* begin PROVIDED RECORDS *

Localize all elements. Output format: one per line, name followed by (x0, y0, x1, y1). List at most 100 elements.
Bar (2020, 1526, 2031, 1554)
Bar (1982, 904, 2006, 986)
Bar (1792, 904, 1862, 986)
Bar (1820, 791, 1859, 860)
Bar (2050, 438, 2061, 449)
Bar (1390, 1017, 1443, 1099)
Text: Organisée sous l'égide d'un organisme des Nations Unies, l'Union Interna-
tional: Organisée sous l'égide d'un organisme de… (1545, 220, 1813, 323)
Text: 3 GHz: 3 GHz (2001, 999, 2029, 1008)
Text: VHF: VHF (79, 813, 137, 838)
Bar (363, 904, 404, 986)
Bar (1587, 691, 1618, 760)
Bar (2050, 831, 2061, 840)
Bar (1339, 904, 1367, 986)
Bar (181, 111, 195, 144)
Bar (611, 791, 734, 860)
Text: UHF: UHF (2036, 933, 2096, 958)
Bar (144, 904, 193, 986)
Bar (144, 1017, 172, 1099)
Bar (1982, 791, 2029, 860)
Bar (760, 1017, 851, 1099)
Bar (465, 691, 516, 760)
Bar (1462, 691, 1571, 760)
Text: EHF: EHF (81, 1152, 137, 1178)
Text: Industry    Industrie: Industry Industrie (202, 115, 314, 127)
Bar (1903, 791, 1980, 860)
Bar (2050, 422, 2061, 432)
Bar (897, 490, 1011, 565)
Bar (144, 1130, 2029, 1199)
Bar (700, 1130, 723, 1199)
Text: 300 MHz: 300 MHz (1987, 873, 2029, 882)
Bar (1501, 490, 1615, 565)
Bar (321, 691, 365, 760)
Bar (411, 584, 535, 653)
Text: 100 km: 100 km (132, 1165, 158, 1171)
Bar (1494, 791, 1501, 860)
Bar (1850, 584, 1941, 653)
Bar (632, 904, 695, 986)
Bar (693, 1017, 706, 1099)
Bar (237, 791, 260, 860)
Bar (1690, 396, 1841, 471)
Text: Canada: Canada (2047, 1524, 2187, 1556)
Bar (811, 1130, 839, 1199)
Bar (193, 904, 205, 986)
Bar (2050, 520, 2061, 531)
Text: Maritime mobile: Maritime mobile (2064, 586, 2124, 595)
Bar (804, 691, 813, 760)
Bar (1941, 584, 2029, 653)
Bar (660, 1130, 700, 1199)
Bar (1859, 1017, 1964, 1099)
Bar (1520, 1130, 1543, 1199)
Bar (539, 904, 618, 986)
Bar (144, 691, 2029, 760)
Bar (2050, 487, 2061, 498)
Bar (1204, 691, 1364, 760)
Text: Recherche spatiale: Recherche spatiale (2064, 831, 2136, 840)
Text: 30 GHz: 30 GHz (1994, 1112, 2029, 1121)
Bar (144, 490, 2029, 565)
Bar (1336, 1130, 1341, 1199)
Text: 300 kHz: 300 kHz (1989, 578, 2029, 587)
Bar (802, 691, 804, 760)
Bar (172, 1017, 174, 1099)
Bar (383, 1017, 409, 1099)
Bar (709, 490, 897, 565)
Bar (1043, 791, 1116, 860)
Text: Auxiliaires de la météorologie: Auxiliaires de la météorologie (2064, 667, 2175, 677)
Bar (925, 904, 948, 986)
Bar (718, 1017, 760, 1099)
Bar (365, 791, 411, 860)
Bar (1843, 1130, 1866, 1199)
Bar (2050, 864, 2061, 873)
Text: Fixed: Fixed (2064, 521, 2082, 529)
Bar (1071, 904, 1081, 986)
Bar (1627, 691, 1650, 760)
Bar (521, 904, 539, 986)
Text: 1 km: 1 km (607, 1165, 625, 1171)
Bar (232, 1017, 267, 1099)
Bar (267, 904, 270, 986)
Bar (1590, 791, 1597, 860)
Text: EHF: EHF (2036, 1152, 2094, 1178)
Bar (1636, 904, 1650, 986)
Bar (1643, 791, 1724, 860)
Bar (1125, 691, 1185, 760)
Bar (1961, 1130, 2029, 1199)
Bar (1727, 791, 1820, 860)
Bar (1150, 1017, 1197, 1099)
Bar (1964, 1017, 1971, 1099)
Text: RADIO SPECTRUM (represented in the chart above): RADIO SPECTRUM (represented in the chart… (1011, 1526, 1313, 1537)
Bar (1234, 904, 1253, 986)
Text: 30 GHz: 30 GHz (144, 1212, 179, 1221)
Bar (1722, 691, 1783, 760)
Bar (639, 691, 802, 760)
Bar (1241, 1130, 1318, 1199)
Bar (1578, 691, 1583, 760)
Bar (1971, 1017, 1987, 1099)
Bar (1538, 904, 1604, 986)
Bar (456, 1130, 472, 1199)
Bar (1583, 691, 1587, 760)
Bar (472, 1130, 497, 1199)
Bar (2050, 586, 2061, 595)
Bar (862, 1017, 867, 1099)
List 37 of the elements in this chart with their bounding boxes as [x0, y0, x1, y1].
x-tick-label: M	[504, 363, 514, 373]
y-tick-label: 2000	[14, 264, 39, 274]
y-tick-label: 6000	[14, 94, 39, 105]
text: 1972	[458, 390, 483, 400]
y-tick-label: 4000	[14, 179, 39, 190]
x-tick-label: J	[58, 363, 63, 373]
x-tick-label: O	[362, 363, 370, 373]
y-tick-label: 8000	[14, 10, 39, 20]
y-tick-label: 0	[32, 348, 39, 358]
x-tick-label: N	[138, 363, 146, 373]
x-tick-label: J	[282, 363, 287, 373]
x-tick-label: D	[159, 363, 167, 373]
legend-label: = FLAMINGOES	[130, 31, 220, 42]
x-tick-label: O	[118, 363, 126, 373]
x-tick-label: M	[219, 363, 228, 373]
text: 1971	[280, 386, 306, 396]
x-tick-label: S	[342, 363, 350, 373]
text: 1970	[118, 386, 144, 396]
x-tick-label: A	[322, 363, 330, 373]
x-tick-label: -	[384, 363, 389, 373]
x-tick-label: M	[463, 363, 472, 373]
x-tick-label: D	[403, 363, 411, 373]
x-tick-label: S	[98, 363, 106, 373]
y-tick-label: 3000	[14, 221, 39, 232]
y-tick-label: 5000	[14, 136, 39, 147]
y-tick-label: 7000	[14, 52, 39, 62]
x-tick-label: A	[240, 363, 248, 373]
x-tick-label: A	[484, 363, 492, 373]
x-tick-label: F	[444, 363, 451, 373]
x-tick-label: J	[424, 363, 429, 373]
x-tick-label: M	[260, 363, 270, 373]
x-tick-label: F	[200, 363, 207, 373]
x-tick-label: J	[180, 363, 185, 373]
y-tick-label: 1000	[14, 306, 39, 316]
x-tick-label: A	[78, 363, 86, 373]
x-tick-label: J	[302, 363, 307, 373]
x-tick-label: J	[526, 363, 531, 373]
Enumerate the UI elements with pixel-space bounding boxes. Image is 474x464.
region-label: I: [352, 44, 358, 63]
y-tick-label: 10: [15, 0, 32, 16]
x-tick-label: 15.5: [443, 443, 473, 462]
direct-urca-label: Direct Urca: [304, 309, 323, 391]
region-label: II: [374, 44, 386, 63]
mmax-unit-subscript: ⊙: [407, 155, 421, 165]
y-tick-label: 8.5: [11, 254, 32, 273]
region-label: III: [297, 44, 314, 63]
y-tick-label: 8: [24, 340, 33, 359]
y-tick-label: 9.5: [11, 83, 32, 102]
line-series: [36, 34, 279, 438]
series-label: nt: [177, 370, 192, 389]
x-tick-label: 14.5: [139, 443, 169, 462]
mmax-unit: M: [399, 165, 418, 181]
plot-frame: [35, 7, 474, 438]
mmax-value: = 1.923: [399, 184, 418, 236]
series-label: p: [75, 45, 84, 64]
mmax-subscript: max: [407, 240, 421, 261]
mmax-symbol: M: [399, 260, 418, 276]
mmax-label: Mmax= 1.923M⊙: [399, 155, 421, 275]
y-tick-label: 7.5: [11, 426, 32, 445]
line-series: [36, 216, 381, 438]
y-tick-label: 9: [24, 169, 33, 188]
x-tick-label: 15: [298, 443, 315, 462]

* end PROVIDED RECORDS *

● **WHAT YOU NEED TO DO**:
Copy out, word for word, every line of the items from the first line through the line containing "Bar (1390, 1017, 1443, 1099)", including both of those lines.

● **FINAL ANSWER**:
Localize all elements. Output format: one per line, name followed by (x0, y0, x1, y1). List at most 100 elements.
Bar (2020, 1526, 2031, 1554)
Bar (1982, 904, 2006, 986)
Bar (1792, 904, 1862, 986)
Bar (1820, 791, 1859, 860)
Bar (2050, 438, 2061, 449)
Bar (1390, 1017, 1443, 1099)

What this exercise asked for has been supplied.